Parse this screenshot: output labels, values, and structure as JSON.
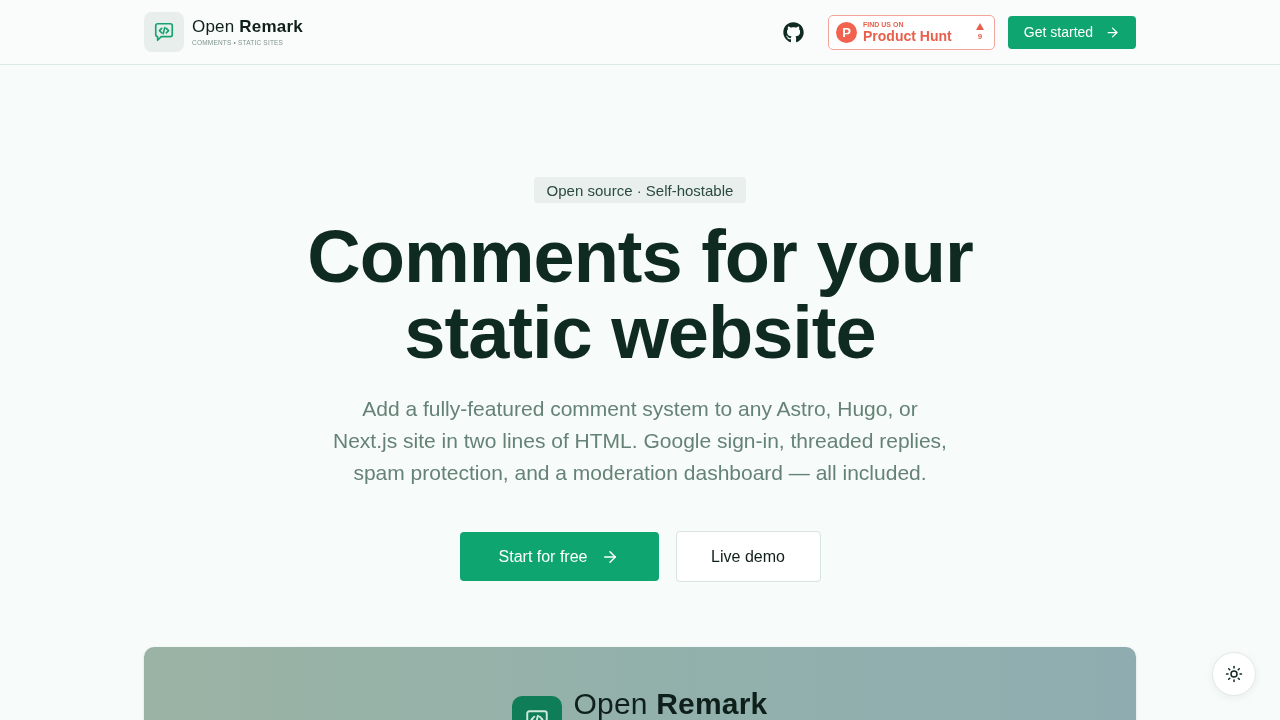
{
  "header": {
    "logo": {
      "name": "Open **Remark**",
      "tagline": "COMMENTS • STATIC SITES"
    },
    "product_hunt": {
      "logo_letter": "P",
      "eyebrow": "FIND US ON",
      "name": "Product Hunt",
      "votes": "9"
    },
    "cta": "Get started"
  },
  "hero": {
    "badge": "Open source · Self-hostable",
    "title": "Comments for your static website",
    "description": "Add a fully-featured comment system to any Astro, Hugo, or Next.js site in two lines of HTML. Google sign-in, threaded replies, spam protection, and a moderation dashboard — all included.",
    "buttons": [
      {
        "label": "Start for free",
        "kind": "primary"
      },
      {
        "label": "Live demo",
        "kind": "secondary"
      }
    ]
  },
  "preview": {
    "logo": {
      "name": "Open **Remark**"
    }
  }
}
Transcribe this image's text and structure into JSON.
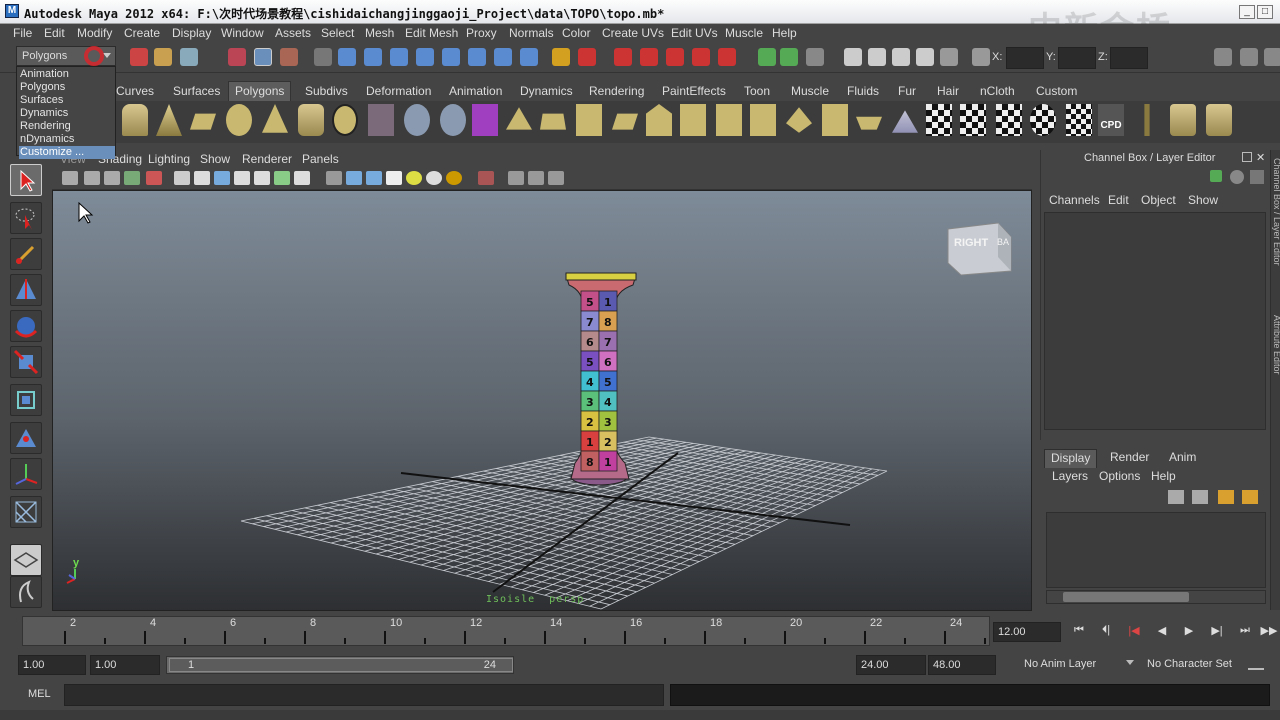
{
  "window": {
    "title": "Autodesk Maya 2012 x64: F:\\次时代场景教程\\cishidaichangjinggaoji_Project\\data\\TOPO\\topo.mb*",
    "watermark": "中新金桥"
  },
  "menubar": [
    "File",
    "Edit",
    "Modify",
    "Create",
    "Display",
    "Window",
    "Assets",
    "Select",
    "Mesh",
    "Edit Mesh",
    "Proxy",
    "Normals",
    "Color",
    "Create UVs",
    "Edit UVs",
    "Muscle",
    "Help"
  ],
  "status_line": {
    "menu_set": "Polygons",
    "coord_labels": [
      "X:",
      "Y:",
      "Z:"
    ]
  },
  "menu_set_dropdown": {
    "items": [
      "Animation",
      "Polygons",
      "Surfaces",
      "Dynamics",
      "Rendering",
      "nDynamics",
      "Customize ..."
    ],
    "highlighted": "Customize ..."
  },
  "shelf": {
    "tabs": [
      "Curves",
      "Surfaces",
      "Polygons",
      "Subdivs",
      "Deformation",
      "Animation",
      "Dynamics",
      "Rendering",
      "PaintEffects",
      "Toon",
      "Muscle",
      "Fluids",
      "Fur",
      "Hair",
      "nCloth",
      "Custom"
    ],
    "active_tab": "Polygons",
    "icon_label_cpd": "CPD"
  },
  "panel_menu": [
    "View",
    "Shading",
    "Lighting",
    "Show",
    "Renderer",
    "Panels"
  ],
  "viewport": {
    "view_cube_label": "RIGHT",
    "view_cube_side": "BA",
    "axis_label": "y",
    "status_label": "Isoisle  persp",
    "uv_numbers": [
      [
        "5",
        "1"
      ],
      [
        "7",
        "8"
      ],
      [
        "6",
        "7"
      ],
      [
        "5",
        "6"
      ],
      [
        "4",
        "5"
      ],
      [
        "3",
        "4"
      ],
      [
        "2",
        "3"
      ],
      [
        "1",
        "2"
      ],
      [
        "8",
        "1"
      ]
    ]
  },
  "channel_box": {
    "title": "Channel Box / Layer Editor",
    "menu": [
      "Channels",
      "Edit",
      "Object",
      "Show"
    ],
    "side_tabs": [
      "Channel Box / Layer Editor",
      "Attribute Editor"
    ]
  },
  "layer_editor": {
    "tabs": [
      "Display",
      "Render",
      "Anim"
    ],
    "active_tab": "Display",
    "menu": [
      "Layers",
      "Options",
      "Help"
    ]
  },
  "time_slider": {
    "tick_labels": [
      "2",
      "4",
      "6",
      "8",
      "10",
      "12",
      "14",
      "16",
      "18",
      "20",
      "22",
      "24"
    ],
    "current_time": "12.00",
    "playback_buttons": [
      "⏮",
      "⏴|",
      "|◀",
      "◀",
      "▶",
      "▶|",
      "⏭",
      "▶▶"
    ]
  },
  "range_slider": {
    "start_time": "1.00",
    "playback_start": "1.00",
    "range_start": "1",
    "range_end": "24",
    "playback_end": "24.00",
    "end_time": "48.00",
    "anim_layer": "No Anim Layer",
    "character_set": "No Character Set"
  },
  "command_line": {
    "label": "MEL"
  }
}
____
- _WORK INSTRUCTIONS_
Reproduce the full listing faithfully, but do not carry over any pictures.

- _WRITTEN REPLY_
Parse this screenshot: output labels, values, and structure as JSON.
{
  "header": {
    "logo": {
      "name": "Open **Remark**",
      "tagline": "COMMENTS • STATIC SITES"
    },
    "product_hunt": {
      "logo_letter": "P",
      "eyebrow": "FIND US ON",
      "name": "Product Hunt",
      "votes": "9"
    },
    "cta": "Get started"
  },
  "hero": {
    "badge": "Open source · Self-hostable",
    "title": "Comments for your static website",
    "description": "Add a fully-featured comment system to any Astro, Hugo, or Next.js site in two lines of HTML. Google sign-in, threaded replies, spam protection, and a moderation dashboard — all included.",
    "buttons": [
      {
        "label": "Start for free",
        "kind": "primary"
      },
      {
        "label": "Live demo",
        "kind": "secondary"
      }
    ]
  },
  "preview": {
    "logo": {
      "name": "Open **Remark**"
    }
  }
}
Transcribe this image's text and structure into JSON.
{
  "window": {
    "title": "Autodesk Maya 2012 x64: F:\\次时代场景教程\\cishidaichangjinggaoji_Project\\data\\TOPO\\topo.mb*",
    "watermark": "中新金桥"
  },
  "menubar": [
    "File",
    "Edit",
    "Modify",
    "Create",
    "Display",
    "Window",
    "Assets",
    "Select",
    "Mesh",
    "Edit Mesh",
    "Proxy",
    "Normals",
    "Color",
    "Create UVs",
    "Edit UVs",
    "Muscle",
    "Help"
  ],
  "status_line": {
    "menu_set": "Polygons",
    "coord_labels": [
      "X:",
      "Y:",
      "Z:"
    ]
  },
  "menu_set_dropdown": {
    "items": [
      "Animation",
      "Polygons",
      "Surfaces",
      "Dynamics",
      "Rendering",
      "nDynamics",
      "Customize ..."
    ],
    "highlighted": "Customize ..."
  },
  "shelf": {
    "tabs": [
      "Curves",
      "Surfaces",
      "Polygons",
      "Subdivs",
      "Deformation",
      "Animation",
      "Dynamics",
      "Rendering",
      "PaintEffects",
      "Toon",
      "Muscle",
      "Fluids",
      "Fur",
      "Hair",
      "nCloth",
      "Custom"
    ],
    "active_tab": "Polygons",
    "icon_label_cpd": "CPD"
  },
  "panel_menu": [
    "View",
    "Shading",
    "Lighting",
    "Show",
    "Renderer",
    "Panels"
  ],
  "viewport": {
    "view_cube_label": "RIGHT",
    "view_cube_side": "BA",
    "axis_label": "y",
    "status_label": "Isoisle  persp",
    "uv_numbers": [
      [
        "5",
        "1"
      ],
      [
        "7",
        "8"
      ],
      [
        "6",
        "7"
      ],
      [
        "5",
        "6"
      ],
      [
        "4",
        "5"
      ],
      [
        "3",
        "4"
      ],
      [
        "2",
        "3"
      ],
      [
        "1",
        "2"
      ],
      [
        "8",
        "1"
      ]
    ]
  },
  "channel_box": {
    "title": "Channel Box / Layer Editor",
    "menu": [
      "Channels",
      "Edit",
      "Object",
      "Show"
    ],
    "side_tabs": [
      "Channel Box / Layer Editor",
      "Attribute Editor"
    ]
  },
  "layer_editor": {
    "tabs": [
      "Display",
      "Render",
      "Anim"
    ],
    "active_tab": "Display",
    "menu": [
      "Layers",
      "Options",
      "Help"
    ]
  },
  "time_slider": {
    "tick_labels": [
      "2",
      "4",
      "6",
      "8",
      "10",
      "12",
      "14",
      "16",
      "18",
      "20",
      "22",
      "24"
    ],
    "current_time": "12.00",
    "playback_buttons": [
      "⏮",
      "⏴|",
      "|◀",
      "◀",
      "▶",
      "▶|",
      "⏭",
      "▶▶"
    ]
  },
  "range_slider": {
    "start_time": "1.00",
    "playback_start": "1.00",
    "range_start": "1",
    "range_end": "24",
    "playback_end": "24.00",
    "end_time": "48.00",
    "anim_layer": "No Anim Layer",
    "character_set": "No Character Set"
  },
  "command_line": {
    "label": "MEL"
  }
}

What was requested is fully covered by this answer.